EXERCISE TASK
Make an exact copy of all the material below, apart from the pictures.

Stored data

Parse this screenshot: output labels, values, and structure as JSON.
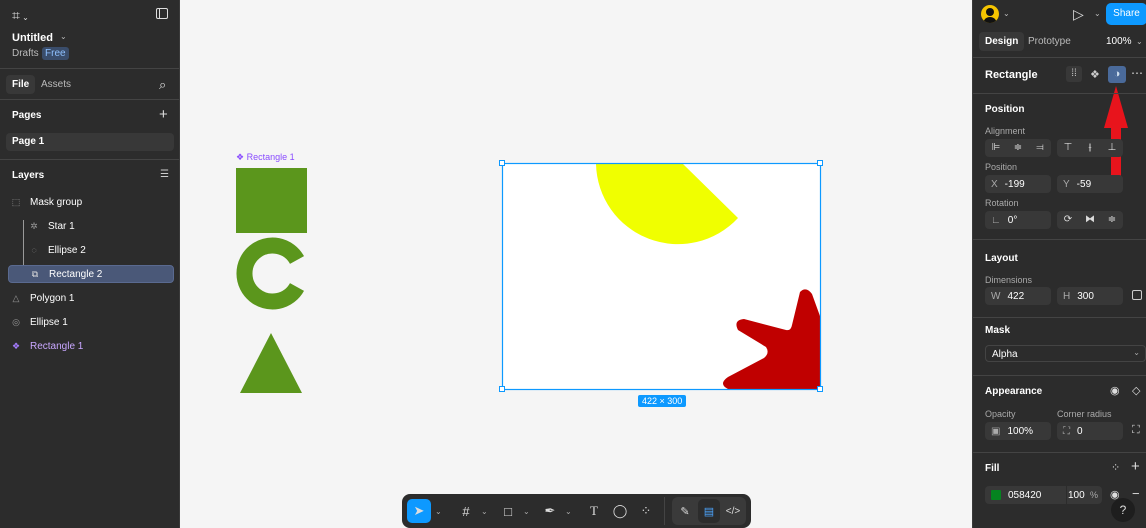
{
  "app": {
    "title": "Untitled",
    "location": "Drafts",
    "plan_badge": "Free"
  },
  "left": {
    "tabs": [
      {
        "label": "File",
        "active": true
      },
      {
        "label": "Assets",
        "active": false
      }
    ],
    "pages_title": "Pages",
    "pages": [
      "Page 1"
    ],
    "layers_title": "Layers",
    "layers": [
      {
        "label": "Mask group",
        "icon": "mask-group-icon"
      },
      {
        "label": "Star 1",
        "icon": "star-icon"
      },
      {
        "label": "Ellipse 2",
        "icon": "ellipse-icon"
      },
      {
        "label": "Rectangle 2",
        "icon": "mask-icon",
        "selected": true
      },
      {
        "label": "Polygon 1",
        "icon": "polygon-icon"
      },
      {
        "label": "Ellipse 1",
        "icon": "ellipse-icon"
      },
      {
        "label": "Rectangle 1",
        "icon": "component-icon"
      }
    ]
  },
  "canvas": {
    "component_label": "Rectangle 1",
    "size_badge": "422 × 300"
  },
  "right": {
    "share": "Share",
    "tabs": [
      {
        "label": "Design",
        "active": true
      },
      {
        "label": "Prototype",
        "active": false
      }
    ],
    "zoom": "100%",
    "selection_type": "Rectangle",
    "position": {
      "title": "Position",
      "alignment_label": "Alignment",
      "position_label": "Position",
      "x": "-199",
      "y": "-59",
      "rotation_label": "Rotation",
      "rotation": "0°"
    },
    "layout": {
      "title": "Layout",
      "dimensions_label": "Dimensions",
      "w": "422",
      "h": "300"
    },
    "mask": {
      "title": "Mask",
      "type": "Alpha"
    },
    "appearance": {
      "title": "Appearance",
      "opacity_label": "Opacity",
      "opacity": "100%",
      "radius_label": "Corner radius",
      "radius": "0"
    },
    "fill": {
      "title": "Fill",
      "hex": "058420",
      "opacity": "100",
      "unit": "%",
      "color": "#058420"
    },
    "help": "?"
  },
  "colors": {
    "accent": "#0d99ff",
    "selected_layer": "#4a5878",
    "component": "#a57cff",
    "annotation": "#e8141c"
  }
}
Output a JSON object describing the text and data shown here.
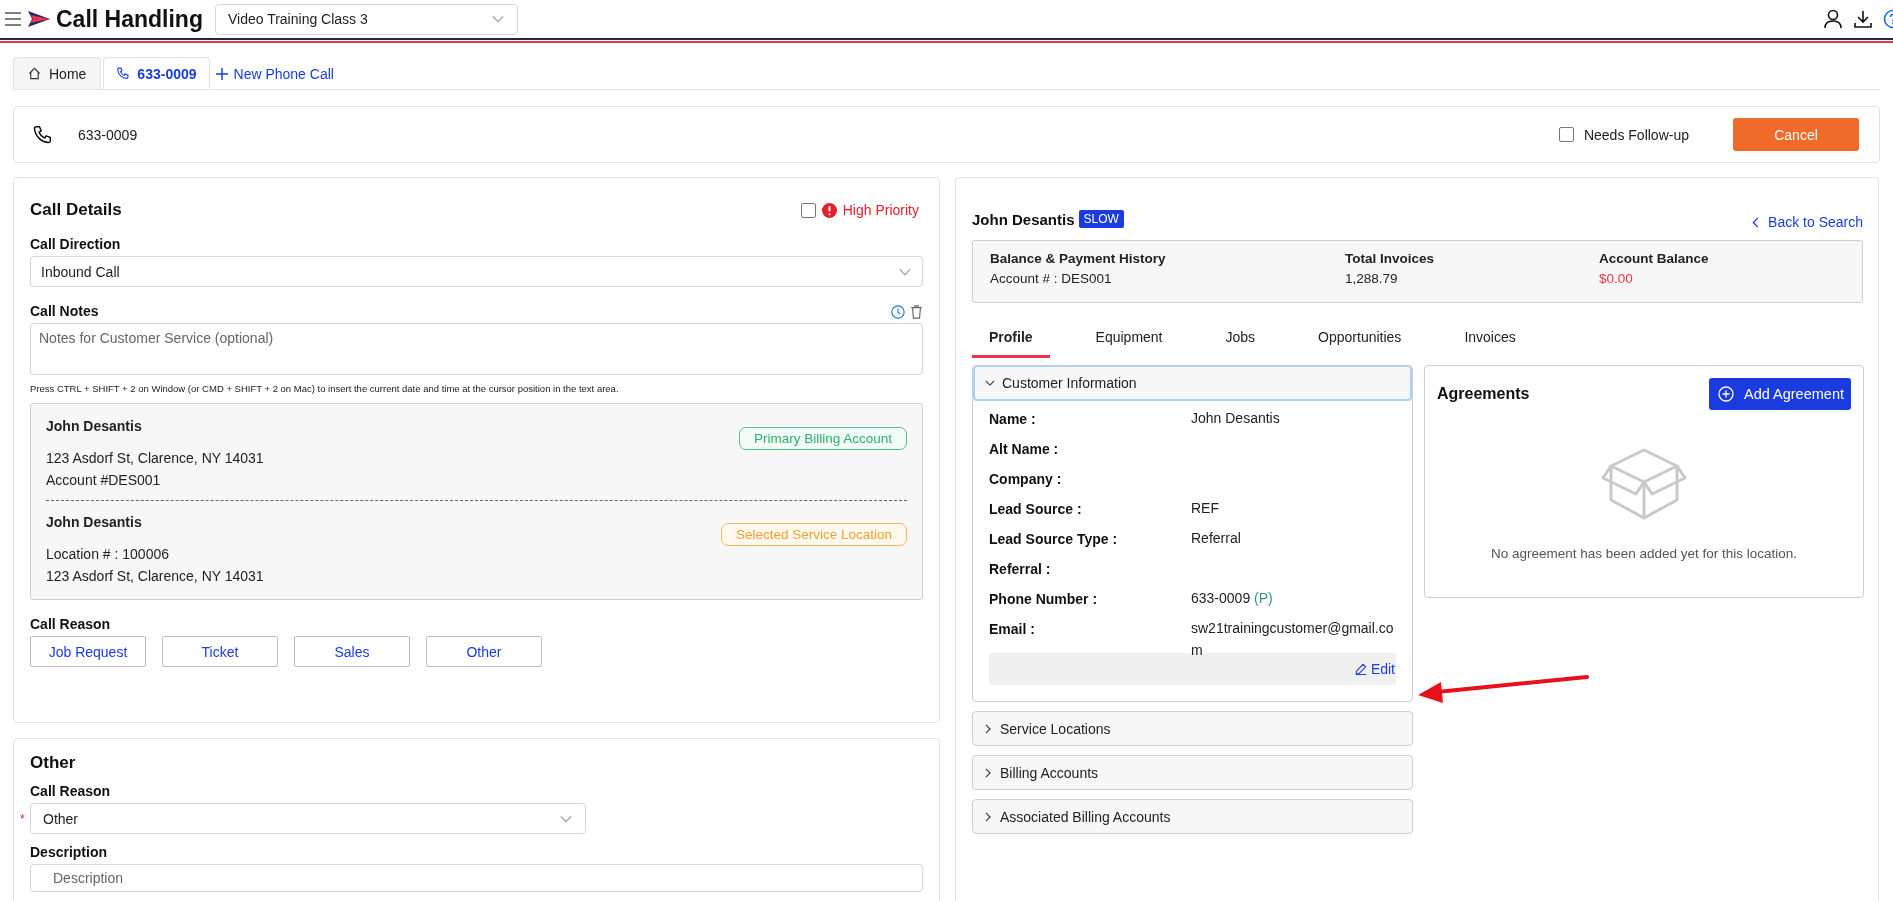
{
  "app": {
    "title": "Call Handling",
    "class_select": "Video Training Class 3"
  },
  "tabs": [
    {
      "kind": "home",
      "label": "Home",
      "selected": false
    },
    {
      "kind": "phone",
      "label": "633-0009",
      "selected": true
    }
  ],
  "new_tab_link": "New Phone Call",
  "call_bar": {
    "phone": "633-0009",
    "follow_up": {
      "label": "Needs Follow-up",
      "checked": false
    },
    "cancel": "Cancel"
  },
  "call_details": {
    "title": "Call Details",
    "high_priority": {
      "label": "High Priority",
      "checked": false
    },
    "direction": {
      "label": "Call Direction",
      "value": "Inbound Call"
    },
    "notes": {
      "label": "Call Notes",
      "placeholder": "Notes for Customer Service (optional)",
      "hint": "Press CTRL + SHIFT + 2 on Window (or CMD + SHIFT + 2 on Mac) to insert the current date and time at the cursor position in the text area."
    },
    "accounts": [
      {
        "kind": "billing",
        "name": "John Desantis",
        "lines": [
          "123 Asdorf St, Clarence, NY 14031",
          "Account #DES001"
        ],
        "tag": "Primary Billing Account"
      },
      {
        "kind": "location",
        "name": "John Desantis",
        "lines": [
          "Location # : 100006",
          "123 Asdorf St, Clarence, NY 14031"
        ],
        "tag": "Selected Service Location"
      }
    ],
    "reason": {
      "label": "Call Reason",
      "buttons": [
        "Job Request",
        "Ticket",
        "Sales",
        "Other"
      ]
    }
  },
  "other": {
    "title": "Other",
    "reason": {
      "label": "Call Reason",
      "value": "Other",
      "required_mark": "*"
    },
    "description": {
      "label": "Description",
      "placeholder": "Description"
    }
  },
  "customer": {
    "name": "John Desantis",
    "badge": "SLOW",
    "back": "Back to Search",
    "summary": [
      {
        "kind": "plain",
        "label": "Balance & Payment History",
        "value": "Account # : DES001"
      },
      {
        "kind": "plain",
        "label": "Total Invoices",
        "value": "1,288.79"
      },
      {
        "kind": "balance",
        "label": "Account Balance",
        "value": "$0.00"
      }
    ],
    "profile_tabs": [
      {
        "label": "Profile",
        "selected": true
      },
      {
        "label": "Equipment",
        "selected": false
      },
      {
        "label": "Jobs",
        "selected": false
      },
      {
        "label": "Opportunities",
        "selected": false
      },
      {
        "label": "Invoices",
        "selected": false
      }
    ],
    "customer_info": {
      "title": "Customer Information",
      "expanded": true,
      "fields": [
        {
          "label": "Name :",
          "value": "John Desantis"
        },
        {
          "label": "Alt Name :"
        },
        {
          "label": "Company :"
        },
        {
          "label": "Lead Source :",
          "value": "REF"
        },
        {
          "label": "Lead Source Type :",
          "value": "Referral"
        },
        {
          "label": "Referral :"
        },
        {
          "label": "Phone Number :",
          "value": "633-0009",
          "tag": "(P)"
        },
        {
          "label": "Email :",
          "value": "sw21trainingcustomer@gmail.com"
        }
      ],
      "edit": "Edit"
    },
    "sections": [
      {
        "title": "Service Locations",
        "expanded": false
      },
      {
        "title": "Billing Accounts",
        "expanded": false
      },
      {
        "title": "Associated Billing Accounts",
        "expanded": false
      }
    ],
    "agreements": {
      "title": "Agreements",
      "button": "Add Agreement",
      "empty": "No agreement has been added yet for this location."
    }
  }
}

EXERCISE RESULT
Parse this screenshot: output labels, values, and structure as JSON.
{
  "app": {
    "title": "Untitled",
    "location": "Drafts",
    "plan_badge": "Free"
  },
  "left": {
    "tabs": [
      {
        "label": "File",
        "active": true
      },
      {
        "label": "Assets",
        "active": false
      }
    ],
    "pages_title": "Pages",
    "pages": [
      "Page 1"
    ],
    "layers_title": "Layers",
    "layers": [
      {
        "label": "Mask group",
        "icon": "mask-group-icon"
      },
      {
        "label": "Star 1",
        "icon": "star-icon"
      },
      {
        "label": "Ellipse 2",
        "icon": "ellipse-icon"
      },
      {
        "label": "Rectangle 2",
        "icon": "mask-icon",
        "selected": true
      },
      {
        "label": "Polygon 1",
        "icon": "polygon-icon"
      },
      {
        "label": "Ellipse 1",
        "icon": "ellipse-icon"
      },
      {
        "label": "Rectangle 1",
        "icon": "component-icon"
      }
    ]
  },
  "canvas": {
    "component_label": "Rectangle 1",
    "size_badge": "422 × 300"
  },
  "right": {
    "share": "Share",
    "tabs": [
      {
        "label": "Design",
        "active": true
      },
      {
        "label": "Prototype",
        "active": false
      }
    ],
    "zoom": "100%",
    "selection_type": "Rectangle",
    "position": {
      "title": "Position",
      "alignment_label": "Alignment",
      "position_label": "Position",
      "x": "-199",
      "y": "-59",
      "rotation_label": "Rotation",
      "rotation": "0°"
    },
    "layout": {
      "title": "Layout",
      "dimensions_label": "Dimensions",
      "w": "422",
      "h": "300"
    },
    "mask": {
      "title": "Mask",
      "type": "Alpha"
    },
    "appearance": {
      "title": "Appearance",
      "opacity_label": "Opacity",
      "opacity": "100%",
      "radius_label": "Corner radius",
      "radius": "0"
    },
    "fill": {
      "title": "Fill",
      "hex": "058420",
      "opacity": "100",
      "unit": "%",
      "color": "#058420"
    },
    "help": "?"
  },
  "colors": {
    "accent": "#0d99ff",
    "selected_layer": "#4a5878",
    "component": "#a57cff",
    "annotation": "#e8141c"
  }
}
Output a JSON object describing the text and data shown here.
{
  "app": {
    "title": "Call Handling",
    "class_select": "Video Training Class 3"
  },
  "tabs": [
    {
      "kind": "home",
      "label": "Home",
      "selected": false
    },
    {
      "kind": "phone",
      "label": "633-0009",
      "selected": true
    }
  ],
  "new_tab_link": "New Phone Call",
  "call_bar": {
    "phone": "633-0009",
    "follow_up": {
      "label": "Needs Follow-up",
      "checked": false
    },
    "cancel": "Cancel"
  },
  "call_details": {
    "title": "Call Details",
    "high_priority": {
      "label": "High Priority",
      "checked": false
    },
    "direction": {
      "label": "Call Direction",
      "value": "Inbound Call"
    },
    "notes": {
      "label": "Call Notes",
      "placeholder": "Notes for Customer Service (optional)",
      "hint": "Press CTRL + SHIFT + 2 on Window (or CMD + SHIFT + 2 on Mac) to insert the current date and time at the cursor position in the text area."
    },
    "accounts": [
      {
        "kind": "billing",
        "name": "John Desantis",
        "lines": [
          "123 Asdorf St, Clarence, NY 14031",
          "Account #DES001"
        ],
        "tag": "Primary Billing Account"
      },
      {
        "kind": "location",
        "name": "John Desantis",
        "lines": [
          "Location # : 100006",
          "123 Asdorf St, Clarence, NY 14031"
        ],
        "tag": "Selected Service Location"
      }
    ],
    "reason": {
      "label": "Call Reason",
      "buttons": [
        "Job Request",
        "Ticket",
        "Sales",
        "Other"
      ]
    }
  },
  "other": {
    "title": "Other",
    "reason": {
      "label": "Call Reason",
      "value": "Other",
      "required_mark": "*"
    },
    "description": {
      "label": "Description",
      "placeholder": "Description"
    }
  },
  "customer": {
    "name": "John Desantis",
    "badge": "SLOW",
    "back": "Back to Search",
    "summary": [
      {
        "kind": "plain",
        "label": "Balance & Payment History",
        "value": "Account # : DES001"
      },
      {
        "kind": "plain",
        "label": "Total Invoices",
        "value": "1,288.79"
      },
      {
        "kind": "balance",
        "label": "Account Balance",
        "value": "$0.00"
      }
    ],
    "profile_tabs": [
      {
        "label": "Profile",
        "selected": true
      },
      {
        "label": "Equipment",
        "selected": false
      },
      {
        "label": "Jobs",
        "selected": false
      },
      {
        "label": "Opportunities",
        "selected": false
      },
      {
        "label": "Invoices",
        "selected": false
      }
    ],
    "customer_info": {
      "title": "Customer Information",
      "expanded": true,
      "fields": [
        {
          "label": "Name :",
          "value": "John Desantis"
        },
        {
          "label": "Alt Name :"
        },
        {
          "label": "Company :"
        },
        {
          "label": "Lead Source :",
          "value": "REF"
        },
        {
          "label": "Lead Source Type :",
          "value": "Referral"
        },
        {
          "label": "Referral :"
        },
        {
          "label": "Phone Number :",
          "value": "633-0009",
          "tag": "(P)"
        },
        {
          "label": "Email :",
          "value": "sw21trainingcustomer@gmail.com"
        }
      ],
      "edit": "Edit"
    },
    "sections": [
      {
        "title": "Service Locations",
        "expanded": false
      },
      {
        "title": "Billing Accounts",
        "expanded": false
      },
      {
        "title": "Associated Billing Accounts",
        "expanded": false
      }
    ],
    "agreements": {
      "title": "Agreements",
      "button": "Add Agreement",
      "empty": "No agreement has been added yet for this location."
    }
  }
}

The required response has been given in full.